Stored rows

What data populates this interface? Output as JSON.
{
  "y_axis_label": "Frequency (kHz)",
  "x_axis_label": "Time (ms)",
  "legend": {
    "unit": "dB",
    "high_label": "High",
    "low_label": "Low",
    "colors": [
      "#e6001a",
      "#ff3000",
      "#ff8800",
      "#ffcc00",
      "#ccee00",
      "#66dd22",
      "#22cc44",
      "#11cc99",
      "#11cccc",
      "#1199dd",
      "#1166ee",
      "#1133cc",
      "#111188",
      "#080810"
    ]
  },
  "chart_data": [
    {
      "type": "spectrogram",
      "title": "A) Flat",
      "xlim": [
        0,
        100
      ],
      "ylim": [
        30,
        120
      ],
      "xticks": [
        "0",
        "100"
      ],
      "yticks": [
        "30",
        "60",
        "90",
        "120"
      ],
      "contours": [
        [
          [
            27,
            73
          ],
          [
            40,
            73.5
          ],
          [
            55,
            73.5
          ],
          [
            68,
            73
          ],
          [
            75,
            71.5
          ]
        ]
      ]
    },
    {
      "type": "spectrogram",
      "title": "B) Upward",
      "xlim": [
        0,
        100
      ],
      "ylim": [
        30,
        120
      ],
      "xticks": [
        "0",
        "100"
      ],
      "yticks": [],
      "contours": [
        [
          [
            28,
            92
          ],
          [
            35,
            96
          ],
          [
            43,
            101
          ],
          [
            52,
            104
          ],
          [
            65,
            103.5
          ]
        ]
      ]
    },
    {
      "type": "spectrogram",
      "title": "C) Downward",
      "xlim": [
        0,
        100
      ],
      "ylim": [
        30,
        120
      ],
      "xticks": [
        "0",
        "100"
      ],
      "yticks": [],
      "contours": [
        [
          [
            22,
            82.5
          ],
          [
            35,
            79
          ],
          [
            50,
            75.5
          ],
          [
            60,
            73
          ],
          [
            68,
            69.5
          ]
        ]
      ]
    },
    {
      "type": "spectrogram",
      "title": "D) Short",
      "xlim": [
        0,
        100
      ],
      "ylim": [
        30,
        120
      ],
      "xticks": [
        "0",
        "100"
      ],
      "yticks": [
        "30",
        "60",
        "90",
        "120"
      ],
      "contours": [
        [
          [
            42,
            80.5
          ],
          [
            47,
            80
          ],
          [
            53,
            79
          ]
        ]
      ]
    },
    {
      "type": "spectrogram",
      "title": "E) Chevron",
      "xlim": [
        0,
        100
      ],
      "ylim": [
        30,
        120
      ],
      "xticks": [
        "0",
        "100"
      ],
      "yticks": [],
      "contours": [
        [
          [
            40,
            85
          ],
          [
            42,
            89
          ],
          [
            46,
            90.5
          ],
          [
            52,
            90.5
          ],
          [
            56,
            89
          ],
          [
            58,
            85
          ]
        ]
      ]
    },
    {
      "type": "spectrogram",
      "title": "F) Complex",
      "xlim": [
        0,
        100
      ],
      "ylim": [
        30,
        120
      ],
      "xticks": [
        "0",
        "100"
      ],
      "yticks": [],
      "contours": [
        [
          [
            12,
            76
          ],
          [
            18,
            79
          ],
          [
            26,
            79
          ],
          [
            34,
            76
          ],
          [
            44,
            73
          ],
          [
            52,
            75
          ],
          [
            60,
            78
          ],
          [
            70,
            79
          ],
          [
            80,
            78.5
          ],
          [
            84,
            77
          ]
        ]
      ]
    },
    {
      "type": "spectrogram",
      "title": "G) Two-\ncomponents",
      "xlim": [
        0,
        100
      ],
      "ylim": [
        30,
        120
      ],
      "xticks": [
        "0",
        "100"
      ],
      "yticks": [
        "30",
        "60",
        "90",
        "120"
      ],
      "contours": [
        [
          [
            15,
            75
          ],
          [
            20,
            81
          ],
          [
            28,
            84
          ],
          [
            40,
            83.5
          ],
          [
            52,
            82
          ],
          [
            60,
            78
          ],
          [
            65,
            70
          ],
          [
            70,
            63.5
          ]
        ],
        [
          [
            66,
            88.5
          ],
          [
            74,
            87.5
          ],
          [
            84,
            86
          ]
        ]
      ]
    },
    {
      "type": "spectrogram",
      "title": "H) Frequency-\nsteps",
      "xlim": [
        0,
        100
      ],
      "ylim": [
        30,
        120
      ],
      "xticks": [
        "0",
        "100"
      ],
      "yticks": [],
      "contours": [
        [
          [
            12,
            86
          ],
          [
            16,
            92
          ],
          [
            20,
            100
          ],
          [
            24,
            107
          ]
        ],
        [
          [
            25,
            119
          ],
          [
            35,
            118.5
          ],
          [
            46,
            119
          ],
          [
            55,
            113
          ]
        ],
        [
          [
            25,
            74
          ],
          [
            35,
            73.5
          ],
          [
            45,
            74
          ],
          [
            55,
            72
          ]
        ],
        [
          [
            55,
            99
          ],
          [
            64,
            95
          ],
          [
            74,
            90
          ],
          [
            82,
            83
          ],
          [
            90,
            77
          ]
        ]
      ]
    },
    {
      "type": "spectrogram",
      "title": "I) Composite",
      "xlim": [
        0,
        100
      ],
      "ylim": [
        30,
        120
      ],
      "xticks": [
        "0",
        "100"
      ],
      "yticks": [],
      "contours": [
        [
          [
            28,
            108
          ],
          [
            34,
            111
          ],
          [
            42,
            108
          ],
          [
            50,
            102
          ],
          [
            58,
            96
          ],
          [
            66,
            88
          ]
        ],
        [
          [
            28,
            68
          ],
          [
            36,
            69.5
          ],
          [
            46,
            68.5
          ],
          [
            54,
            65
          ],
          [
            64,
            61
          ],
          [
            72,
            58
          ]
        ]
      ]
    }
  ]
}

Short exercise
Check each line of the entries above for the word "Frequency". List the ones that have it.

Answer to this task
  "y_axis_label": "Frequency (kHz)",
      "title": "H) Frequency-\nsteps",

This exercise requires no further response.